_Aim_
Below are the records; pull every line that includes "this".

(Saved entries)
══════════════════════════════
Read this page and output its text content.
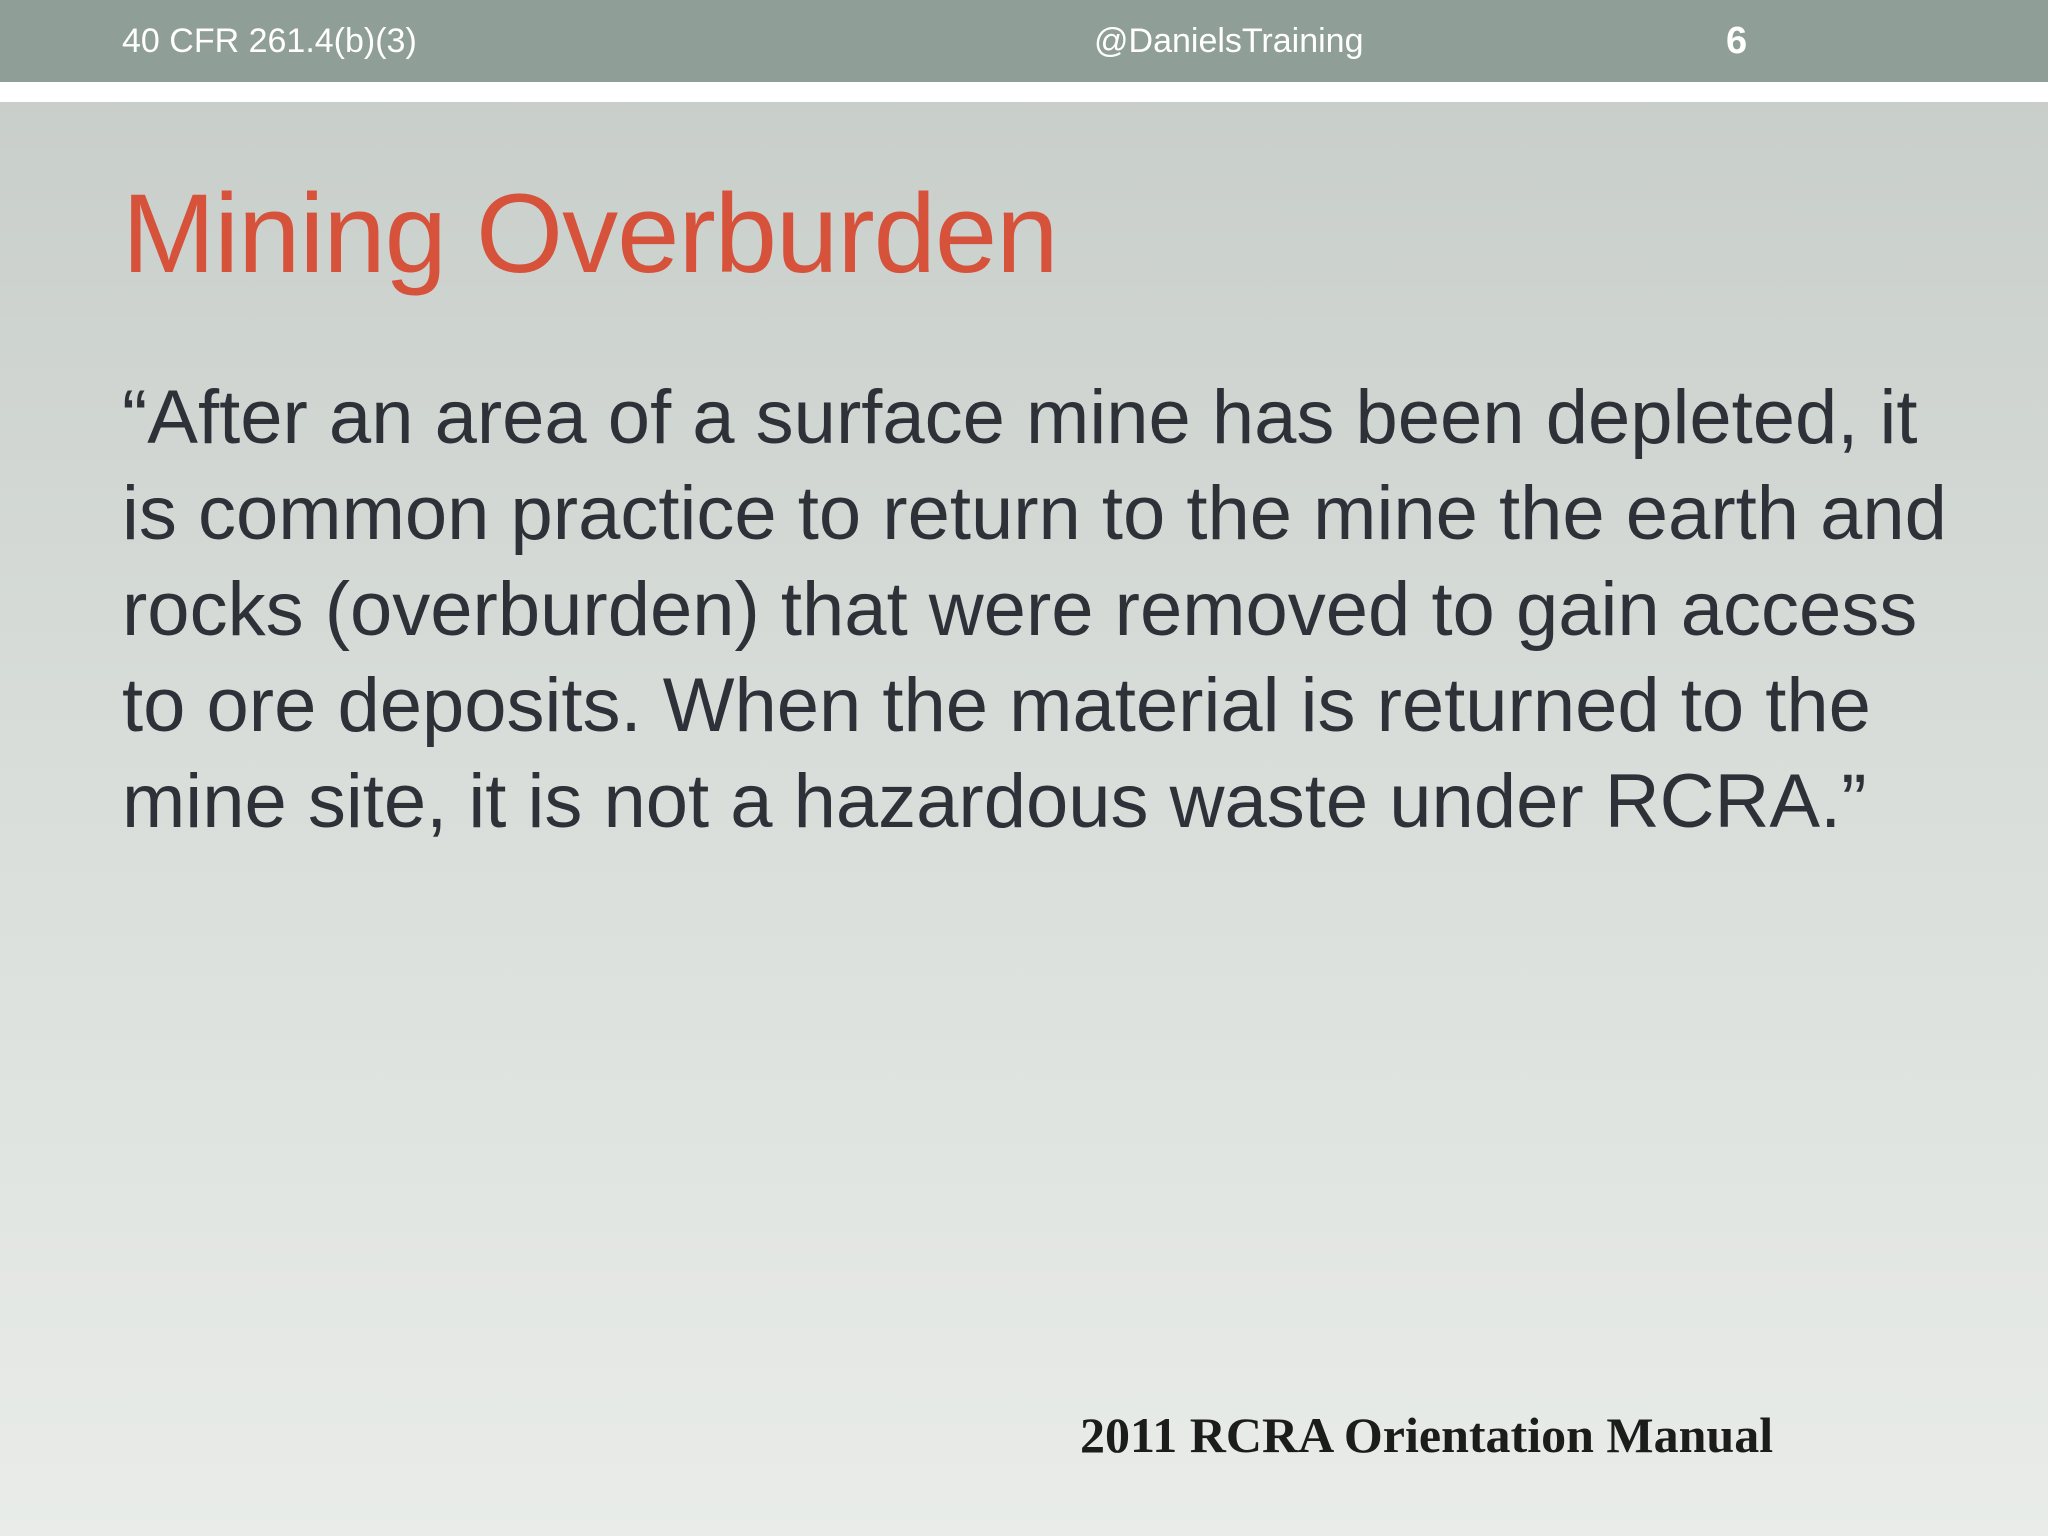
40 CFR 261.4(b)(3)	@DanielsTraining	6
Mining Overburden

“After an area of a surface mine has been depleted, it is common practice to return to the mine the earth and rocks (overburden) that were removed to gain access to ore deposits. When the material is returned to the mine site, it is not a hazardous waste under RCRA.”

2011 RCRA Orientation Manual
══════════════════════════════
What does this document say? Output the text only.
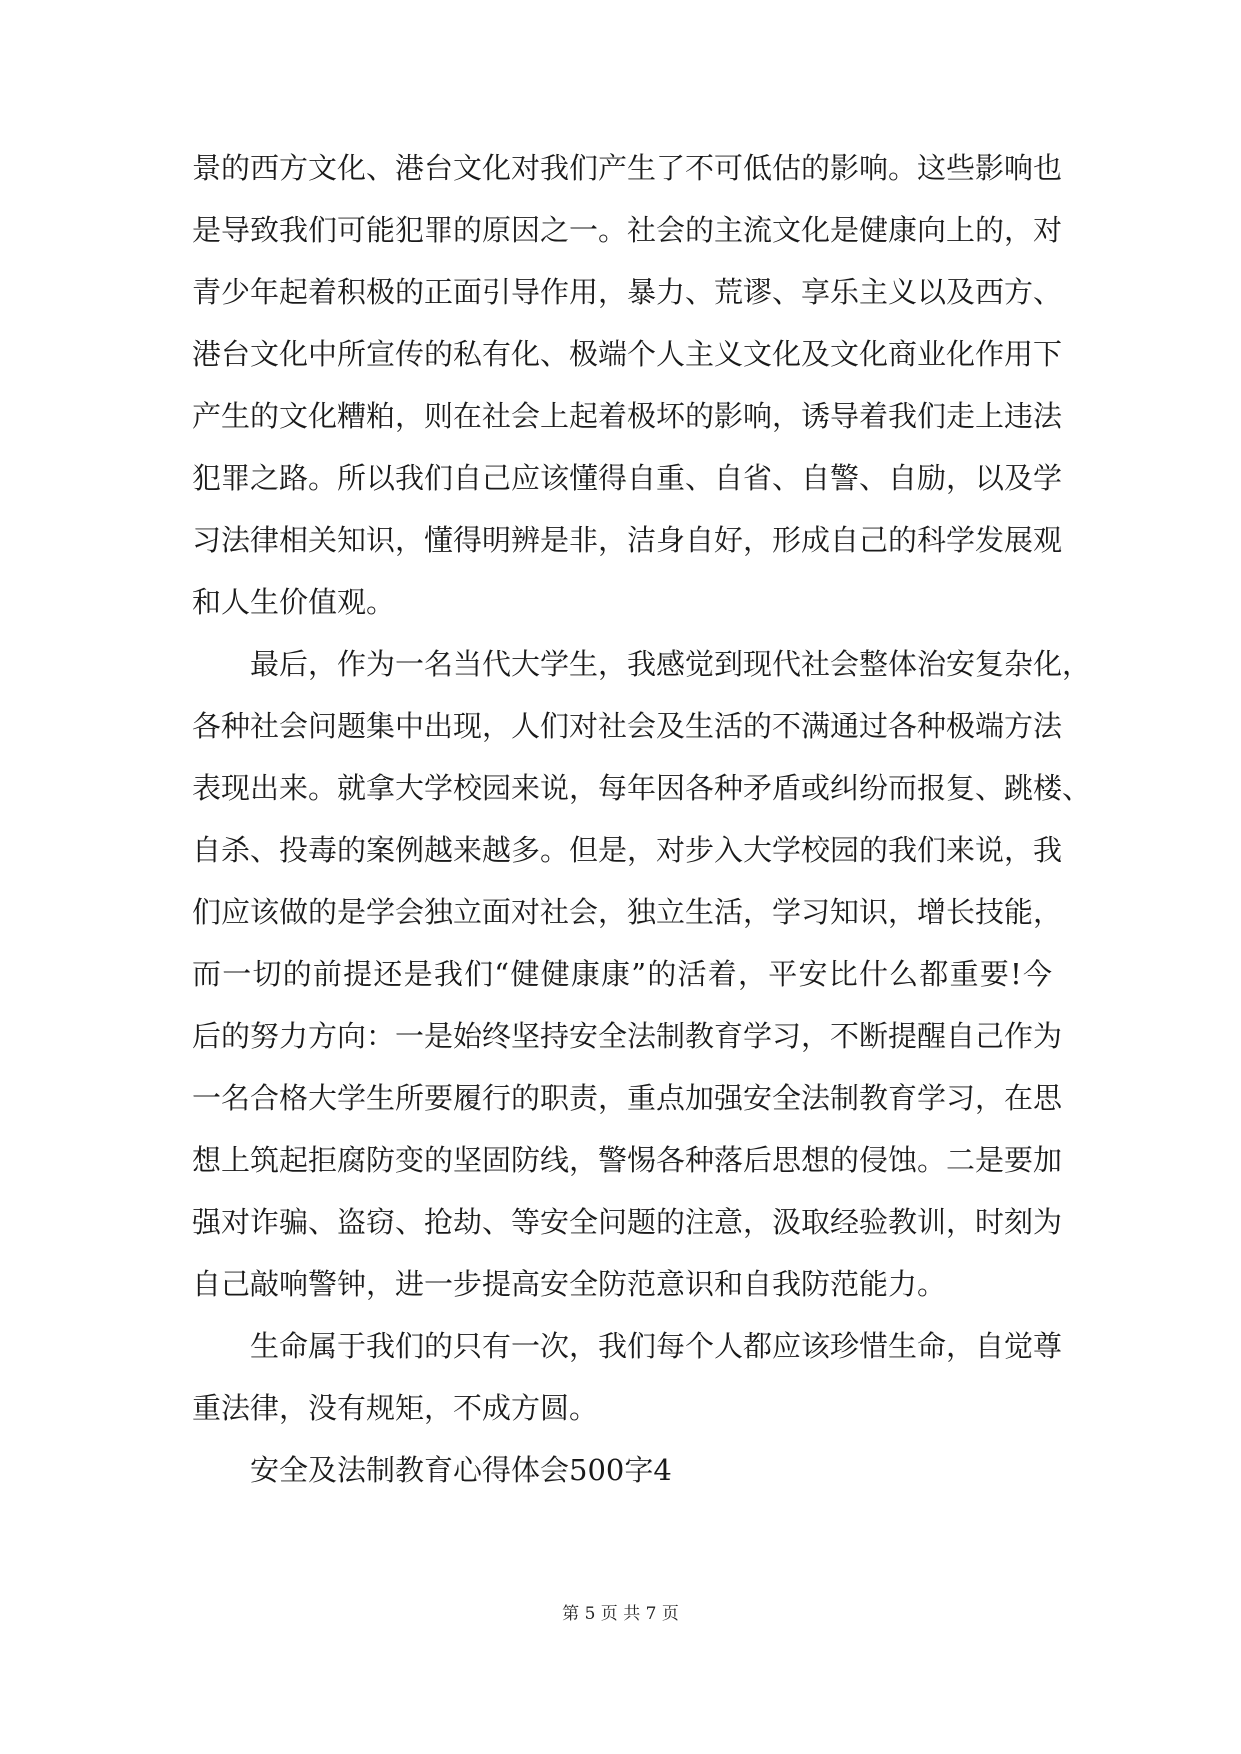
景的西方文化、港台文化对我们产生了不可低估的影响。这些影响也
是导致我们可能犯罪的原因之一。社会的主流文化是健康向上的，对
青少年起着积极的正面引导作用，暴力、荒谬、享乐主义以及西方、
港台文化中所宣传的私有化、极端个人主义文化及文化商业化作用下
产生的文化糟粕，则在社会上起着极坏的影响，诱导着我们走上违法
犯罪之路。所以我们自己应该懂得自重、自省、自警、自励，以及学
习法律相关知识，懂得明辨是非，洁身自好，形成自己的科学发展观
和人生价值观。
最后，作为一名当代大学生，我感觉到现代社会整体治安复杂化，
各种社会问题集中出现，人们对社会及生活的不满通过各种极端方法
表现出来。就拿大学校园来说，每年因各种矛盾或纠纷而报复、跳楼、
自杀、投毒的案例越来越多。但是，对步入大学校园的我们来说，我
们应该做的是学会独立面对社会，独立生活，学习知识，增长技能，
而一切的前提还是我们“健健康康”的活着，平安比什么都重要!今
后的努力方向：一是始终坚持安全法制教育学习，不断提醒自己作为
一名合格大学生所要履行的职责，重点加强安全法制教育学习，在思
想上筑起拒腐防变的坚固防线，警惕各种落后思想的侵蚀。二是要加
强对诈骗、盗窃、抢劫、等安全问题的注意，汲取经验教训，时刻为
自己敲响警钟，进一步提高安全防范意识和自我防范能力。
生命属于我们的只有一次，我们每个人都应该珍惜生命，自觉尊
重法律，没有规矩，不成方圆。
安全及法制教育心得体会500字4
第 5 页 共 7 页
══════════════════════════════
_Exercise result_
Read this page and output its text content.
What does this document say? Output the text only.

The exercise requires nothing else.